• **WORK TO BE COMPLETED**
Copy out every line of the records where the string "обозначение" occurs.

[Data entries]

==================================================

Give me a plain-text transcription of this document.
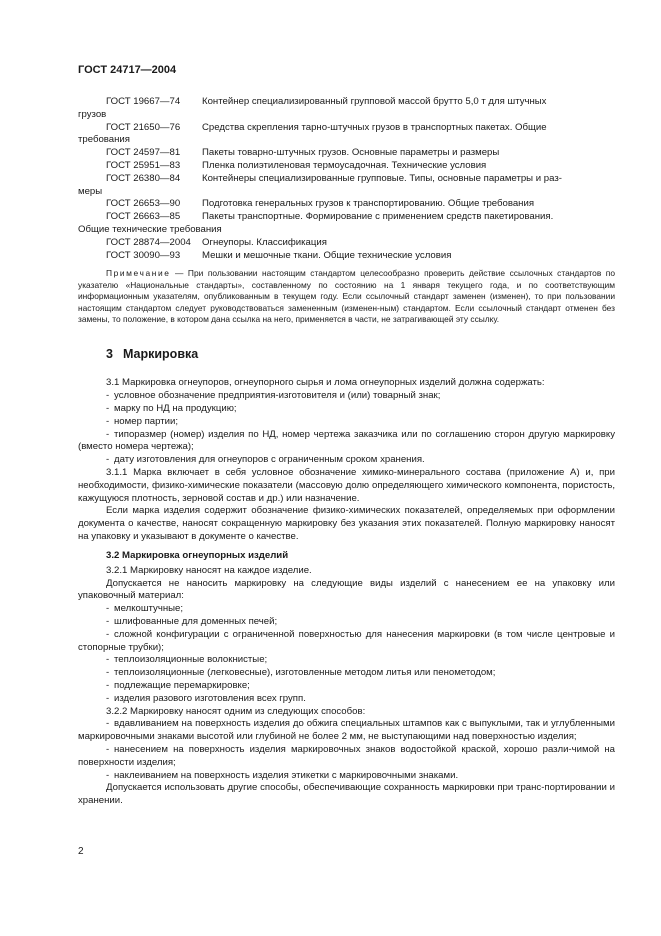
ГОСТ 24717—2004
ГОСТ 19667—74	Контейнер специализированный групповой массой брутто 5,0 т для штучных

грузов

ГОСТ 21650—76	Средства скрепления тарно-штучных грузов в транспортных пакетах. Общие

требования

ГОСТ 24597—81	Пакеты товарно-штучных грузов. Основные параметры и размеры
ГОСТ 25951—83	Пленка полиэтиленовая термоусадочная. Технические условия
ГОСТ 26380—84	Контейнеры специализированные групповые. Типы, основные параметры и раз-

меры

ГОСТ 26653—90	Подготовка генеральных грузов к транспортированию. Общие требования
ГОСТ 26663—85	Пакеты транспортные. Формирование с применением средств пакетирования.

Общие технические требования

ГОСТ 28874—2004	Огнеупоры. Классификация
ГОСТ 30090—93	Мешки и мешочные ткани. Общие технические условия

Примечание — При пользовании настоящим стандартом целесообразно проверить действие ссылочных стандартов по указателю «Национальные стандарты», составленному по состоянию на 1 января текущего года, и по соответствующим информационным указателям, опубликованным в текущем году. Если ссылочный стандарт заменен (изменен), то при пользовании настоящим стандартом следует руководствоваться замененным (изменен-ным) стандартом. Если ссылочный стандарт отменен без замены, то положение, в котором дана ссылка на него, применяется в части, не затрагивающей эту ссылку.

3 Маркировка

3.1 Маркировка огнеупоров, огнеупорного сырья и лома огнеупорных изделий должна содержать:

- условное обозначение предприятия-изготовителя и (или) товарный знак;

- марку по НД на продукцию;

- номер партии;

- типоразмер (номер) изделия по НД, номер чертежа заказчика или по соглашению сторон другую маркировку (вместо номера чертежа);

- дату изготовления для огнеупоров с ограниченным сроком хранения.

3.1.1 Марка включает в себя условное обозначение химико-минерального состава (приложение А) и, при необходимости, физико-химические показатели (массовую долю определяющего химического компонента, пористость, кажущуюся плотность, зерновой состав и др.) или назначение.

Если марка изделия содержит обозначение физико-химических показателей, определяемых при оформлении документа о качестве, наносят сокращенную маркировку без указания этих показателей. Полную маркировку наносят на упаковку и указывают в документе о качестве.

3.2 Маркировка огнеупорных изделий

3.2.1 Маркировку наносят на каждое изделие.

Допускается не наносить маркировку на следующие виды изделий с нанесением ее на упаковку или упаковочный материал:

- мелкоштучные;

- шлифованные для доменных печей;

- сложной конфигурации с ограниченной поверхностью для нанесения маркировки (в том числе центровые и стопорные трубки);

- теплоизоляционные волокнистые;

- теплоизоляционные (легковесные), изготовленные методом литья или пенометодом;

- подлежащие перемаркировке;

- изделия разового изготовления всех групп.

3.2.2 Маркировку наносят одним из следующих способов:

- вдавливанием на поверхность изделия до обжига специальных штампов как с выпуклыми, так и углубленными маркировочными знаками высотой или глубиной не более 2 мм, не выступающими над поверхностью изделия;

- нанесением на поверхность изделия маркировочных знаков водостойкой краской, хорошо разли-чимой на поверхности изделия;

- наклеиванием на поверхность изделия этикетки с маркировочными знаками.

Допускается использовать другие способы, обеспечивающие сохранность маркировки при транс-портировании и хранении.

2
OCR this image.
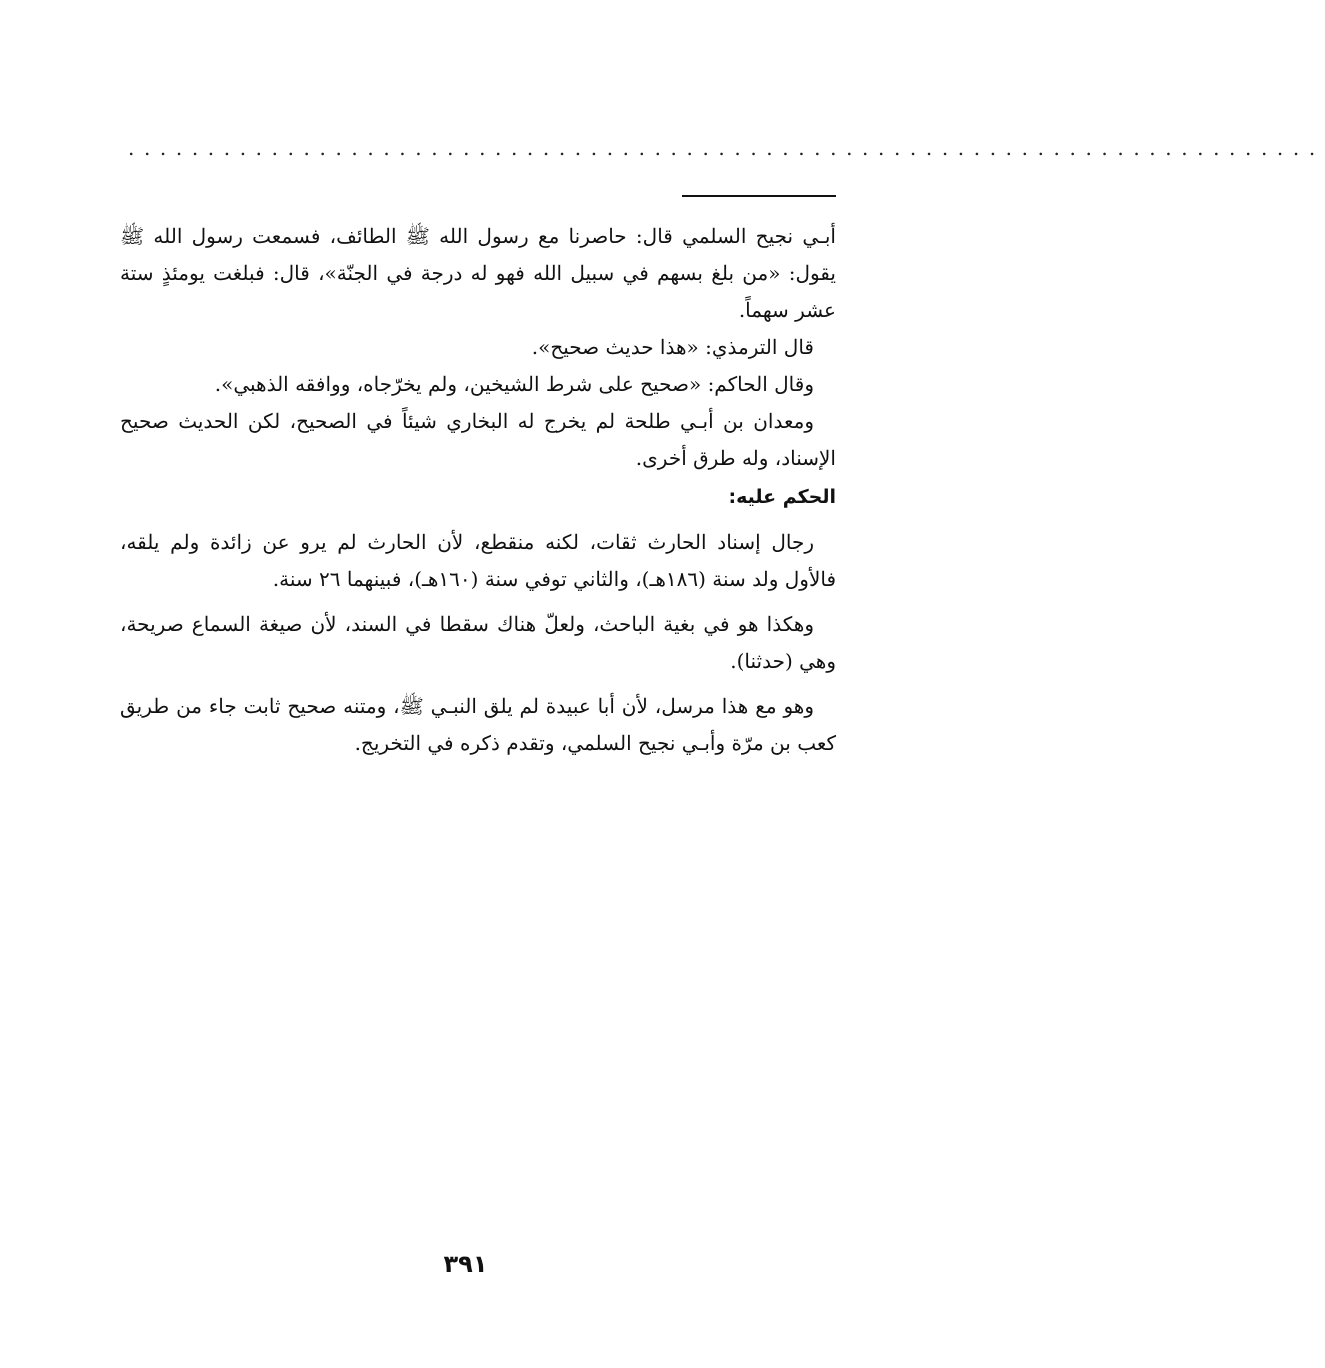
...........................................................................

أبـي نجيح السلمي قال: حاصرنا مع رسول الله ﷺ الطائف، فسمعت رسول الله ﷺ يقول: «من بلغ بسهم في سبيل الله فهو له درجة في الجنّة»، قال: فبلغت يومئذٍ ستة عشر سهماً.

قال الترمذي: «هذا حديث صحيح».

وقال الحاكم: «صحيح على شرط الشيخين، ولم يخرّجاه، ووافقه الذهبي».

ومعدان بن أبـي طلحة لم يخرج له البخاري شيئاً في الصحيح، لكن الحديث صحيح الإسناد، وله طرق أخرى.

الحكم عليه:

رجال إسناد الحارث ثقات، لكنه منقطع، لأن الحارث لم يرو عن زائدة ولم يلقه، فالأول ولد سنة (١٨٦هـ)، والثاني توفي سنة (١٦٠هـ)، فبينهما ٢٦ سنة.

وهكذا هو في بغية الباحث، ولعلّ هناك سقطا في السند، لأن صيغة السماع صريحة، وهي (حدثنا).

وهو مع هذا مرسل، لأن أبا عبيدة لم يلق النبـي ﷺ، ومتنه صحيح ثابت جاء من طريق كعب بن مرّة وأبـي نجيح السلمي، وتقدم ذكره في التخريج.

٣٩١
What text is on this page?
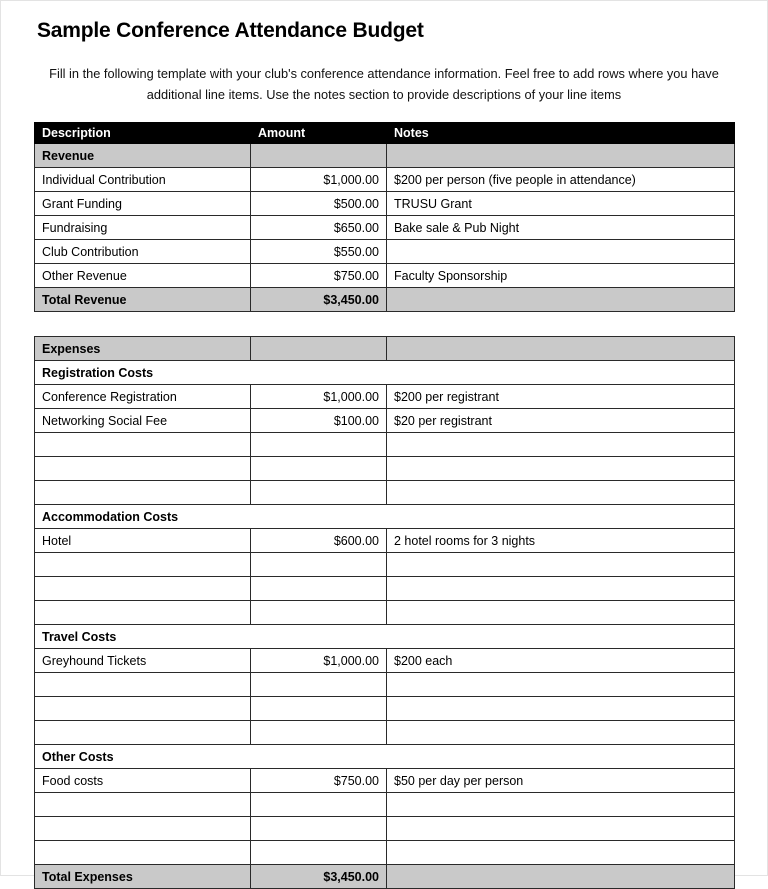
Sample Conference Attendance Budget
Fill in the following template with your club's conference attendance information. Feel free to add rows where you have additional line items. Use the notes section to provide descriptions of your line items
Description	Amount	Notes
Revenue		
Individual Contribution	$1,000.00	$200 per person (five people in attendance)
Grant Funding	$500.00	TRUSU Grant
Fundraising	$650.00	Bake sale & Pub Night
Club Contribution	$550.00	
Other Revenue	$750.00	Faculty Sponsorship
Total Revenue	$3,450.00	
Expenses		
Registration Costs		
Conference Registration	$1,000.00	$200 per registrant
Networking Social Fee	$100.00	$20 per registrant

Accommodation Costs		
Hotel	$600.00	2 hotel rooms for 3 nights

Travel Costs		
Greyhound Tickets	$1,000.00	$200 each

Other Costs		
Food costs	$750.00	$50 per day per person

Total Expenses	$3,450.00	
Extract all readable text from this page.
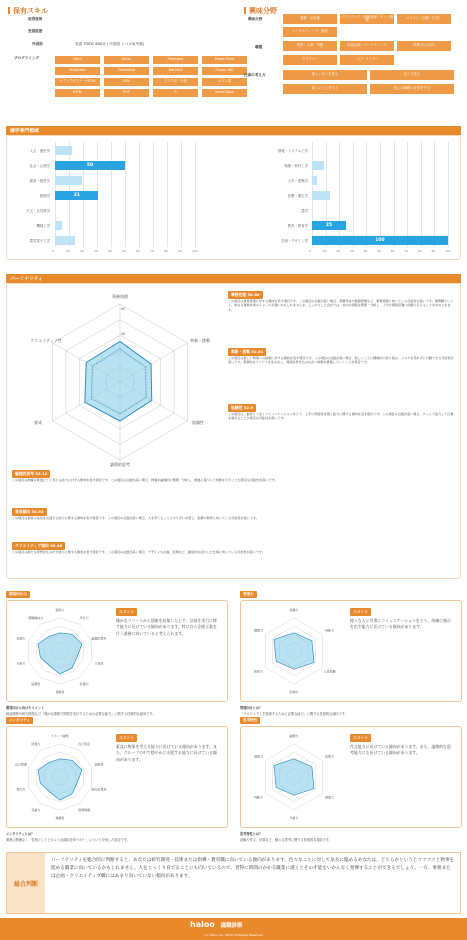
保有スキル
取得資格
受賞経歴
外国語	英語 TOEIC 600点 / 中国語 レベル3(中級)
プログラミング	Word	Excel	Filemaker	Power Point
Illustrator	Photoshop	3ds MAX	Fusion 360
サイトデザイナー/HTML	JIRA	クラスタ・分析	ホスト系
HTML	PHP	R	Visual Basic
興味分野
興味分野
職種
仕事の考え方
農林・水産業	ソフトウェア・情報処理・ネット関連	マスコミ（出版・広告）
コンサルティング・調査
経営・人事・労務	商品企画・マーケティング	営業(法人向け)
デザイナー	コピーライター
新しいモノを作る	近くで見る
新しいことをする	色んな職務の仕事をする
適学専門領域
0	10	20	30	40	50	60	70	80	90	100
人文・歴史学
社会・心理学	50
経済・経営学
数理学	31
天文・自然科学
機械工学
電気電子工学
0	10	20	30	40	50	60	70	80	90	100
情報・システム工学
物理・材料工学
土木・建築学
医療・衛生学
農学
教育・教育学	25
芸術・デザイン学	100
パーソナリティ
事務処理
革新・挑戦
協調性
論理的思考
育成
クリエイティブ性
60
40
事務処理 58.86
この項目は事務処理に対する傾向を表す項目です。この項目の点数が高い場合、書類作成や数値管理など、事務処理に向いている可能性が高いです。事務職というと、単なる事務作業のイメージが強いかもしれませんが、しっかりした会社では、社内の情報を整理・分析し、上司や関係部署に的確に伝えることが求められます。
革新・挑戦 52.61
この項目は新しい物事への挑戦に対する傾向を表す項目です。この項目の点数が高い場合、新しいことに積極的に取り組み、リスクを恐れずに行動できる可能性が高いです。革新的なアイデアを生み出し、周囲を巻き込みながら物事を推進していくことが得意です。
協調性 52.9
この項目は、他者とうまくコミュニケーションをとり、上手に関係性を築く能力に関する傾向を表す項目です。この項目の点数が高い場合、チームで協力して仕事を進めることが得意な可能性が高いです。
論理的思考 53.12
この項目は物事を筋道立てて考える能力に対する傾向を表す項目です。この項目の点数が高い場合、物事を論理的に整理・分析し、根拠に基づいて判断を下すことが得意な可能性が高いです。
育成傾向 54.92
この項目は他者の成長を支援する能力に関する傾向を表す項目です。この項目の点数が高い場合、人を育てることにやりがいを感じ、指導や教育に向いている可能性が高いです。
クリエイティブ傾向 56.46
この項目は新たな発想を生み出す能力に関する傾向を表す項目です。この項目の点数が高い場合、デザインや企画、表現など、創造性を活かした仕事に向いている可能性が高いです。
開発向け力
創造力
実行力
論理的思考
主体性
計画力
柔軟性
協調性
分析力
表現力
問題解決力
コメント
僅かなリソースから情報を収集した上で、計画を実行に移す能力に長けている傾向があります。特に自ら企画立案を行う業務に向いていると考えられます。
開発向けに向けたコメント
商品開発や研究開発など「僅かな情報で開発を実行するための必要な能力」に関する性格的な傾向です。
管理力
指導力
判断力
人材把握
計画力
統率力
調整力
コメント
様々な人と円滑にコミュニケーションをとり、的確に指示を出す能力に長けている傾向があります。
管理向けとは？
「プロジェクトを管理するために必要な能力」に関する性格的な傾向です。
メンタリティ
ストレス耐性
自己肯定
柔軟性
前向き思考
感情制御
楽観性
忍耐力
集中力
自己管理
回復力
コメント
素直に物事を考える能力に長けている傾向があります。また、グループの中で穏やかに支援する能力に長けている傾向があります。
メンタリティとは？
業務に関係なく「性格としてどのような傾向を持つか？」について分析した項目です。
思考特性
論理力
直感力
発想力
分析力
判断力
洞察力
コメント
作文能力に長けている傾向があります。また、論理的な思考能力にも長けている傾向があります。
思考特性とは？
読解や作文、計算など、様々な思考に関する性格的な傾向です。
総合判断
パーソナリティを総合的に判断すると、あなたは研究開発・技術または指導・教育職に向いている傾向があります。色々なことに対して気長に臨めるあなたは、どちらかというとコツコツと物事を進める職業に向いているかもしれません。人をじっくり育てることにも向いているので、習得に時間のかかる職業に就くとその才能をいかんなく発揮することができるでしょう。一方、事務または企画・クリエイティブ職にはあまり向いていない傾向があります。
haloo 適職診断
(c) Haloo Inc. 2018 All Rights Reserved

==================================================

• **SOLUTION TO THIS PROBLEM**
- условное обозначение предприятия-изготовителя и (или) товарный знак;
3.1.1 Марка включает в себя условное обозначение химико-минерального состава (приложение А) и, при необходимости, физико-химические показатели (массовую долю определяющего химического компонента, пористость, кажущуюся плотность, зерновой состав и др.) или назначение.
Если марка изделия содержит обозначение физико-химических показателей, определяемых при оформлении документа о качестве, наносят сокращенную маркировку без указания этих показателей. Полную маркировку наносят на упаковку и указывают в документе о качестве.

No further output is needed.